# SUPPLIED PASSAGE

::::::

Thank you for the printout. I now removed it from your comment. Unfortunately, I still cannot find the error. I tried the example with the newest R Version (3.4.3) and went to a completely different PC, in both cases the example worked fine. Can you check if you have the sandwich package installed? Furthermore, I noticed that you download the data differently – not that this should matter – but did the gdata package not work for you? Finally, you might have some packages loaded in your memory that mask other functions. Could you restart R and only run my example? Best, ad.
Hi! Thanks so much for making this available. I am a newbie to R, and I am having some trouble making the modified summary() function work. Although the example you provide in the short tutorial above worked smoothly, I tried to use it with a toy example of mine and I got the error message
“Error in summary.lm(mod, cluster = c(i)) :
The function only allows max. 2 clusters. You provided more.”
Here is a reproducible example (I realize that since each cluster is a singleton, clustering should be irrelevant for the calculation of standard errors; but I don’t see why that should make the function return an error message):
rm(list=ls())
library(RCurl)
url_robust <- "https://raw.githubusercontent.com/IsidoreBeautrelet/economictheoryblog/master/robust_summary.R"
eval(parse(text = getURL(url_robust, ssl.verifypeer = FALSE)), envir=.GlobalEnv)
i <- seq(1,100,1)
x <- rnorm(100)
y <- 1 + 2*x + rnorm(100)
simpledata <- as.data.frame(cbind(i,x,y))
mod <- lm(y~x, data = simpledata)
summary(mod, cluster = c(i))
Thanks a lot!
Hi! Thank you for you remark. I am glad to hear that you are using my function. The reason that your example does not work properly has actually nothing to do with the cluster function, but is caused by a small syntax error. Try to put the variable i in last line of you code, i.e. summary(mod, cluster = c(i)), in parentheses such that it looks like this “i”. Your example should work fine then. Let me know if it works. Also, just get in touch in case you encounter any other problems. Cheers
Thanks a lot for the quick reply! It worked perfectly.

::::::

# DATASET ENTRIES
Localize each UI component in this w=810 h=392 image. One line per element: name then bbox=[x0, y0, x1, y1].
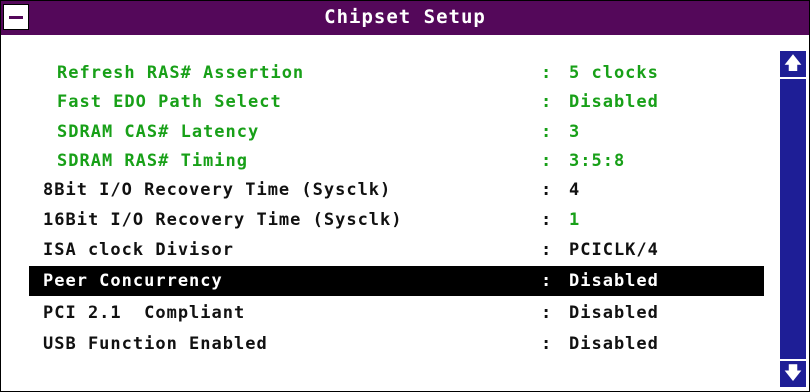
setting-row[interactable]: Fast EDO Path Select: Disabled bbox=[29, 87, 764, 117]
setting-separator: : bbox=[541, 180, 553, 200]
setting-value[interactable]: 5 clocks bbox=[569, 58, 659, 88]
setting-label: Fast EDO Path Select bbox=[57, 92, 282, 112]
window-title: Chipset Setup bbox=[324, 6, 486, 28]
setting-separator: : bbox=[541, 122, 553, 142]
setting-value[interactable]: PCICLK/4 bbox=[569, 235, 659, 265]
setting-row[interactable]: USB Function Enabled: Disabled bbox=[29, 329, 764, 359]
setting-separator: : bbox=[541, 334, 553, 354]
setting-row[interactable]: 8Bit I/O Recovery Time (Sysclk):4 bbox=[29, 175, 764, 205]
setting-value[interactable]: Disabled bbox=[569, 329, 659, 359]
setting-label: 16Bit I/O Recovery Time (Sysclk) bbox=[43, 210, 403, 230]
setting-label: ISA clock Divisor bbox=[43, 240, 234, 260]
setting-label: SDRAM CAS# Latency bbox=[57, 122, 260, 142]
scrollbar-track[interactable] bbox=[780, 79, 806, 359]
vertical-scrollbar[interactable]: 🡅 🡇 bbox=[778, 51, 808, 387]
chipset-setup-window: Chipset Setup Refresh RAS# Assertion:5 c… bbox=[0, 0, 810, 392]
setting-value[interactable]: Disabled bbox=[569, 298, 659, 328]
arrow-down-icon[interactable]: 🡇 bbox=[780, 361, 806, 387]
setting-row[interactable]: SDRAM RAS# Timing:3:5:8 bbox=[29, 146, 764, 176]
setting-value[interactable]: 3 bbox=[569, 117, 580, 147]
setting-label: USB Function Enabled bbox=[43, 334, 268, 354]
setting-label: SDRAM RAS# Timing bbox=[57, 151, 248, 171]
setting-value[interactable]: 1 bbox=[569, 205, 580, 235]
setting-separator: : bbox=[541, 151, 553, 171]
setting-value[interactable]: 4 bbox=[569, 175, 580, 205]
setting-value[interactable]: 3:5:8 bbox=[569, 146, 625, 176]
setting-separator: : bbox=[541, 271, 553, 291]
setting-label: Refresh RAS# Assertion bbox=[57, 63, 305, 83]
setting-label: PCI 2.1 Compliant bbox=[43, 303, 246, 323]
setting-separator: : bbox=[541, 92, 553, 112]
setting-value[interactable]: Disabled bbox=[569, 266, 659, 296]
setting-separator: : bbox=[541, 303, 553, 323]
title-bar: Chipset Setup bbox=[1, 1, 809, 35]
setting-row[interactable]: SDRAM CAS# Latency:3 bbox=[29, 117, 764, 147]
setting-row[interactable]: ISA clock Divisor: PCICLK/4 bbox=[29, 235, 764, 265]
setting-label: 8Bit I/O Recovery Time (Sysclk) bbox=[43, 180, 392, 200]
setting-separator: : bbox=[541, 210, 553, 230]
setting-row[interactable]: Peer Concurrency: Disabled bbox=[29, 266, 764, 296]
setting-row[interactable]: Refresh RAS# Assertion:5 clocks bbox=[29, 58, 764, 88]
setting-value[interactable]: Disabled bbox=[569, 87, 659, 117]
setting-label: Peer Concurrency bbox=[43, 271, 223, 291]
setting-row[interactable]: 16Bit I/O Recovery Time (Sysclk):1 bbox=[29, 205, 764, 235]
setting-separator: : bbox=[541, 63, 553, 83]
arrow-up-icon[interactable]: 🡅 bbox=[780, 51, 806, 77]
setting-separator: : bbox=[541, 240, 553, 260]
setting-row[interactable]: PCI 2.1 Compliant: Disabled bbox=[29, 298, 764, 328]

::::::

# SET TASKS
• A. Using the forum thread about the modified R summary function, decide whether each statement agrees with the thread: (i) the error message says the function allows at most two clusters; (ii) one poster tested the example with R version 3.4.3; (iii) the toy example failed because of a missing package. For each, answer yes or no and quote the deciding words.
• B. Carry on the forum thread about the modified R summary function from its last line, in the same conversational style.

# ANSWER LIST
• A.
(i) Yes: "The function only allows max. 2 clusters. You provided more."
(ii) Yes: "I tried the example with the newest R Version (3.4.3)"
(iii) No: "is caused by a small syntax error"

• B.
Hello, many thanks for creating this useful function. I read in the comments above that you are working to extend it so it works for the the glm family, and let me just add that I would be really, really glad to see it implemented for the glm.nb (negative binomial regression) command. Thanks again for your work!
Thank you for your comment. I’ll try my best. Currently, I am working on a different project. Hence, it will take longer than expected 🙂 Cheers
Hello ad, thx a lot for this function! I had the same issue than ct and Ricky and after examining the code, I realized that it came from the cluster object. I modified the function accordingly, and it works like a charm :
cluster <- dat[,cluster] #Max P : since dat is a df, cluster will also be a df
require(sandwich, quietly = TRUE)
M <- res_length <- length(unique(cluster[[1]])) #Max P : instead of length(unique(cluster)) , =1
N <- length(cluster[[1]]) #Max P : instead of length(cluster),=1 since cluster is a df
The same modifications should work for the 2 clusters case.
Thank you again for sharing your R thoughts and functions!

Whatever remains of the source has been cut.